GIVEN INSTRUCTION:
Each line that holds the word "JSON" counts once; give the total for the records below and nothing else.
______
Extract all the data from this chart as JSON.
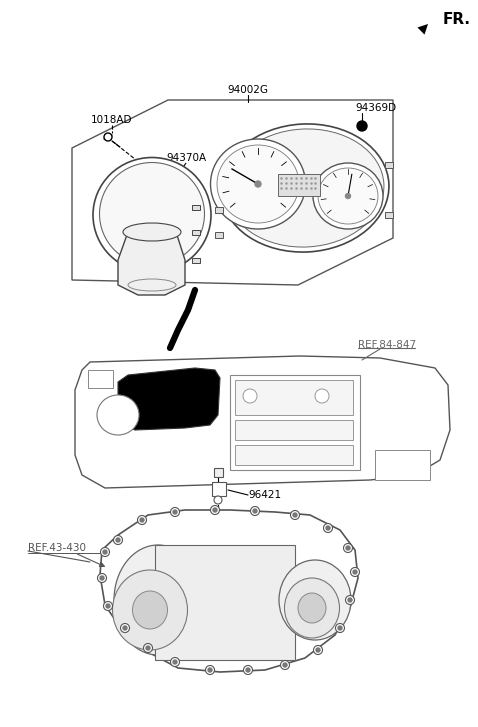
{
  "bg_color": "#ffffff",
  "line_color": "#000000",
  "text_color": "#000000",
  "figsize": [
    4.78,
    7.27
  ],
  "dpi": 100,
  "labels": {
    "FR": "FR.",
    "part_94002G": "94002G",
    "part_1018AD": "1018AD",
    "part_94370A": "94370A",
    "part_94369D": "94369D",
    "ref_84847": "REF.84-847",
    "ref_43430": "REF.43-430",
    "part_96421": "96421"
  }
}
______
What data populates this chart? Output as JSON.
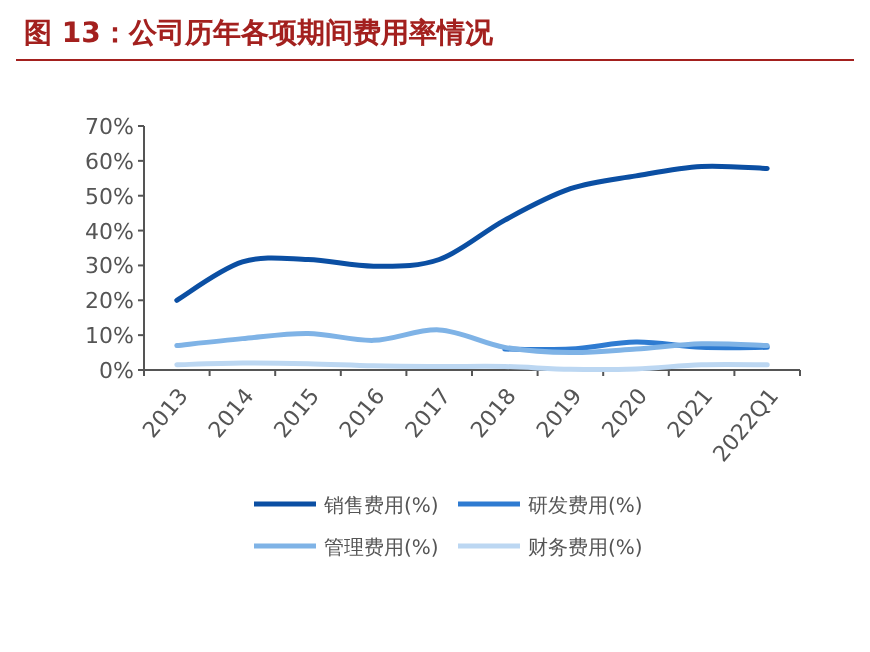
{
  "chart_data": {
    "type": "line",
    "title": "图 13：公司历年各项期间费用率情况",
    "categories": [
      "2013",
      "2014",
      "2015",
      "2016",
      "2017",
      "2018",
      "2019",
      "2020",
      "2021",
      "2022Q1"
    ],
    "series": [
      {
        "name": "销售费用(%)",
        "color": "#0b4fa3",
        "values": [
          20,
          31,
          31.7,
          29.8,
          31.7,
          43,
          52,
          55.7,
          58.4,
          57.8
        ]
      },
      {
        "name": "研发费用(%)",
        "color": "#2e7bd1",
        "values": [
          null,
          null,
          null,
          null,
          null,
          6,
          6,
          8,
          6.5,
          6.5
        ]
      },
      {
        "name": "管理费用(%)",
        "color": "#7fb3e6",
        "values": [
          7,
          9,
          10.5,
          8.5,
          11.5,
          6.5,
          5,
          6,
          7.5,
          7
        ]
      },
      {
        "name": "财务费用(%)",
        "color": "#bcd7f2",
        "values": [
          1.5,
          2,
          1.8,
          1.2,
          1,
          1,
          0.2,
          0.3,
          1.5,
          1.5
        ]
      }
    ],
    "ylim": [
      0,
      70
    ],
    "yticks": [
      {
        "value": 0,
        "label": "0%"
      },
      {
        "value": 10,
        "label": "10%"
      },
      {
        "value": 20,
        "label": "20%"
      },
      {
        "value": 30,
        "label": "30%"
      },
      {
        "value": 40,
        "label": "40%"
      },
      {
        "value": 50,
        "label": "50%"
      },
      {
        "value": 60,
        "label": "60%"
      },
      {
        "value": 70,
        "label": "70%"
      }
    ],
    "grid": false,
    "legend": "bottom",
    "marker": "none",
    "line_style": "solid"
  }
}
______
TASK SOLUTION:
2